▸ DOCUMENT SEGMENT
As a footnote, I am absolutely delighted with the team of people we have in place at Bradley. Every member of our top leadership team is a consummate professional who knows his/her area of responsibility, carries out his/her job with dedication and high competence, and is focused on making Bradley the best it can be, without regard to turf or resume building. Likewise, we have an extremely dedicated and talented faculty that is focused on the students and giving them the kind of personal attention that is the hallmark of a Bradley education. All of these folks make my job easy, and they make me extremely optimistic about Bradley’s future.

What are your top priorities for Bradley in the coming school year?
My top priorities include getting construction of our new Convergence Center building underway by next summer, reviewing and retooling our academic programs to make sure they are relevant, improving our financial position so we will be on solid long-term footing, and starting to bring faculty salaries to more appropriate levels.

This year marks the 200th birthday of Bradley’s founder, Lydia Moss Bradley. Describe the celebratory plans for the semester ahead.

▸ COLLECTED MATERIAL
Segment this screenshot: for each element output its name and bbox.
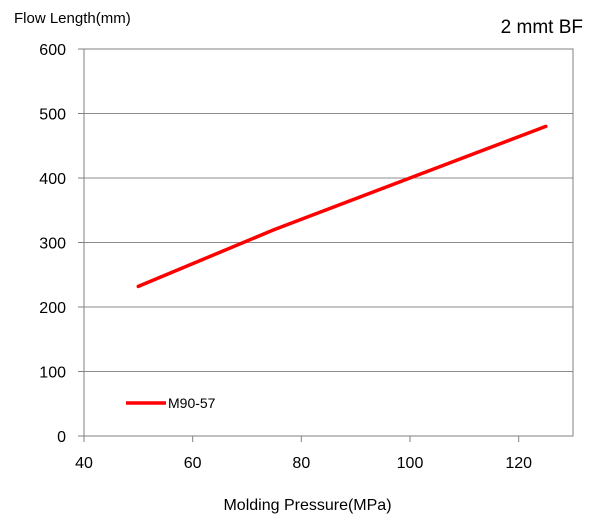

▸ TO BE DONE
A. Answer these questions about the interview excerpt on Bradley, giving each answer on its own line with the matching mark.
(i) Construction of which new building is to be underway by next summer?
(ii) Whose 200th birthday does this year mark?
(iii) What does the faculty give students that the excerpt calls the hallmark of a Bradley education?
B. Copy word for word the passage of the interview excerpt on Bradley from "What are your" up to and including "the semester ahead.".

▸ ANSWERS FOR THE EXERCISE
A.
(i) The Convergence Center building
(ii) Lydia Moss Bradley, Bradley's founder
(iii) Personal attention

B.
What are your top priorities for Bradley in the coming school year?
My top priorities include getting construction of our new Convergence Center building underway by next summer, reviewing and retooling our academic programs to make sure they are relevant, improving our financial position so we will be on solid long-term footing, and starting to bring faculty salaries to more appropriate levels.

This year marks the 200th birthday of Bradley’s founder, Lydia Moss Bradley. Describe the celebratory plans for the semester ahead.